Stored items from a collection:
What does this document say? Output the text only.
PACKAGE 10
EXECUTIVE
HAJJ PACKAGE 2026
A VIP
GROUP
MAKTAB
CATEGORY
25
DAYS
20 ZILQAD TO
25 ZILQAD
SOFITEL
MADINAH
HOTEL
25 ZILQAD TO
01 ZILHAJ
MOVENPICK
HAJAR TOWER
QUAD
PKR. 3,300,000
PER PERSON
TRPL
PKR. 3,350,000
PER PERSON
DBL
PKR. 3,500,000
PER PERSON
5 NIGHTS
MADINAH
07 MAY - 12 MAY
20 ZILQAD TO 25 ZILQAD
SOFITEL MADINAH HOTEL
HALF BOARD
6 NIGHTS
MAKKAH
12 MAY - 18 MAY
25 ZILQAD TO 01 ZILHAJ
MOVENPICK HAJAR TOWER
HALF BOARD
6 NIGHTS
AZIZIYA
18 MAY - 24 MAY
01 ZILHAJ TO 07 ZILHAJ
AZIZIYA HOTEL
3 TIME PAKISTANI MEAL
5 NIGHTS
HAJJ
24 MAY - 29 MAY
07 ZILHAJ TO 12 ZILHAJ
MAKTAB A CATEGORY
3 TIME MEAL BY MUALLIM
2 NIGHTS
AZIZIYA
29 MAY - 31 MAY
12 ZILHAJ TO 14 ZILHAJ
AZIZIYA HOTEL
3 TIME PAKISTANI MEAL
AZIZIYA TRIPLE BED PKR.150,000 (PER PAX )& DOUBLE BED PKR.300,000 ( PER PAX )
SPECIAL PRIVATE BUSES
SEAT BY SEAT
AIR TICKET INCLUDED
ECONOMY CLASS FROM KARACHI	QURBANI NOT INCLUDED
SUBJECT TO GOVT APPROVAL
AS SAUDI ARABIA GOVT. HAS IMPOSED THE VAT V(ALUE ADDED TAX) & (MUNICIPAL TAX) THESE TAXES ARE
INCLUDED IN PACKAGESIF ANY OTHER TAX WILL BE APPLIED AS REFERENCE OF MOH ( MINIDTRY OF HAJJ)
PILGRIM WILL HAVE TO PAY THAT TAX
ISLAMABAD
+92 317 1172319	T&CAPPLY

• [Objective] Every line above should be retyped exactly as given.

• [Result of this exercise]
What does this document say? Output the text only.
PACKAGE 10
EXECUTIVE
HAJJ PACKAGE 2026
A VIP
GROUP
MAKTAB
CATEGORY
25
DAYS
20 ZILQAD TO
25 ZILQAD
SOFITEL
MADINAH
HOTEL
25 ZILQAD TO
01 ZILHAJ
MOVENPICK
HAJAR TOWER
QUAD
PKR. 3,300,000
PER PERSON
TRPL
PKR. 3,350,000
PER PERSON
DBL
PKR. 3,500,000
PER PERSON
5 NIGHTS
MADINAH
07 MAY - 12 MAY
20 ZILQAD TO 25 ZILQAD
SOFITEL MADINAH HOTEL
HALF BOARD
6 NIGHTS
MAKKAH
12 MAY - 18 MAY
25 ZILQAD TO 01 ZILHAJ
MOVENPICK HAJAR TOWER
HALF BOARD
6 NIGHTS
AZIZIYA
18 MAY - 24 MAY
01 ZILHAJ TO 07 ZILHAJ
AZIZIYA HOTEL
3 TIME PAKISTANI MEAL
5 NIGHTS
HAJJ
24 MAY - 29 MAY
07 ZILHAJ TO 12 ZILHAJ
MAKTAB A CATEGORY
3 TIME MEAL BY MUALLIM
2 NIGHTS
AZIZIYA
29 MAY - 31 MAY
12 ZILHAJ TO 14 ZILHAJ
AZIZIYA HOTEL
3 TIME PAKISTANI MEAL
AZIZIYA TRIPLE BED PKR.150,000 (PER PAX )& DOUBLE BED PKR.300,000 ( PER PAX )
SPECIAL PRIVATE BUSES
SEAT BY SEAT
AIR TICKET INCLUDED
ECONOMY CLASS FROM KARACHI	QURBANI NOT INCLUDED
SUBJECT TO GOVT APPROVAL
AS SAUDI ARABIA GOVT. HAS IMPOSED THE VAT V(ALUE ADDED TAX) & (MUNICIPAL TAX) THESE TAXES ARE
INCLUDED IN PACKAGESIF ANY OTHER TAX WILL BE APPLIED AS REFERENCE OF MOH ( MINIDTRY OF HAJJ)
PILGRIM WILL HAVE TO PAY THAT TAX
ISLAMABAD
+92 317 1172319	T&CAPPLY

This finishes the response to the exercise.